Return the lines between the ones holding "svg-text:1k: 1k [221, 367, 235, 381]" and "svg-text:T: T [567, 73, 575, 87]", inclusive, reproducing each without any change.

EXTRACTED RECORDS →
■ ■ ■ ■ ■

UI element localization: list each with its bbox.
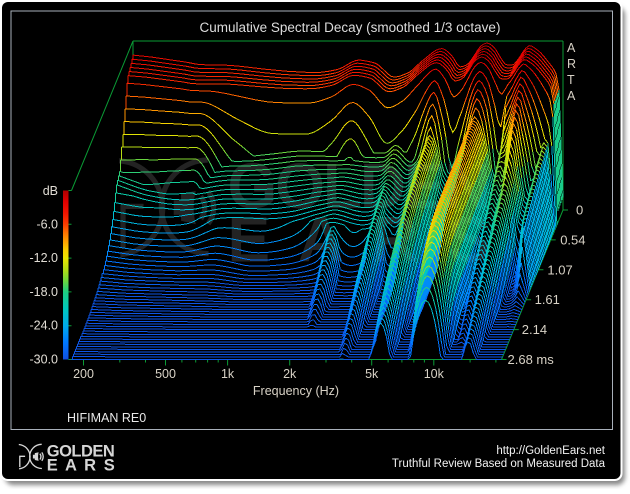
svg-text:1k: 1k [221, 367, 235, 381]
svg-text:200: 200 [73, 367, 94, 381]
svg-text:-6.0: -6.0 [36, 217, 58, 231]
svg-text:http://GoldenEars.net: http://GoldenEars.net [496, 445, 605, 457]
svg-text:1.07: 1.07 [547, 262, 572, 277]
svg-text:500: 500 [155, 367, 176, 381]
svg-text:-30.0: -30.0 [30, 353, 59, 367]
svg-text:Frequency (Hz): Frequency (Hz) [253, 384, 339, 398]
svg-text:Cumulative Spectral Decay (smo: Cumulative Spectral Decay (smoothed 1/3 … [200, 20, 501, 35]
svg-text:T: T [567, 73, 575, 87]
svg-text:1.61: 1.61 [535, 292, 560, 307]
svg-text:5k: 5k [365, 367, 379, 381]
svg-text:-18.0: -18.0 [30, 285, 59, 299]
svg-text:0.54: 0.54 [560, 232, 585, 247]
svg-text:Truthful Review Based on Measu: Truthful Review Based on Measured Data [392, 458, 606, 470]
svg-text:A: A [567, 89, 576, 103]
svg-text:10k: 10k [424, 367, 445, 381]
svg-text:R: R [567, 57, 576, 71]
svg-text:0: 0 [576, 203, 583, 218]
svg-text:dB: dB [43, 184, 58, 198]
svg-text:-24.0: -24.0 [30, 319, 59, 333]
svg-text:A: A [567, 41, 576, 55]
svg-text:2.14: 2.14 [522, 322, 547, 337]
svg-text:-12.0: -12.0 [30, 251, 59, 265]
svg-text:2k: 2k [283, 367, 297, 381]
svg-text:2.68 ms: 2.68 ms [508, 352, 555, 367]
svg-text:HIFIMAN RE0: HIFIMAN RE0 [67, 411, 146, 425]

■ ■ ■ ■ ■

REPLY →
svg-text:1k: 1k [221, 367, 235, 381]
svg-text:200: 200 [73, 367, 94, 381]
svg-text:-6.0: -6.0 [36, 217, 58, 231]
svg-text:http://GoldenEars.net: http://GoldenEars.net [496, 445, 605, 457]
svg-text:1.07: 1.07 [547, 262, 572, 277]
svg-text:500: 500 [155, 367, 176, 381]
svg-text:-30.0: -30.0 [30, 353, 59, 367]
svg-text:Frequency (Hz): Frequency (Hz) [253, 384, 339, 398]
svg-text:Cumulative Spectral Decay (smo: Cumulative Spectral Decay (smoothed 1/3 … [200, 20, 501, 35]
svg-text:T: T [567, 73, 575, 87]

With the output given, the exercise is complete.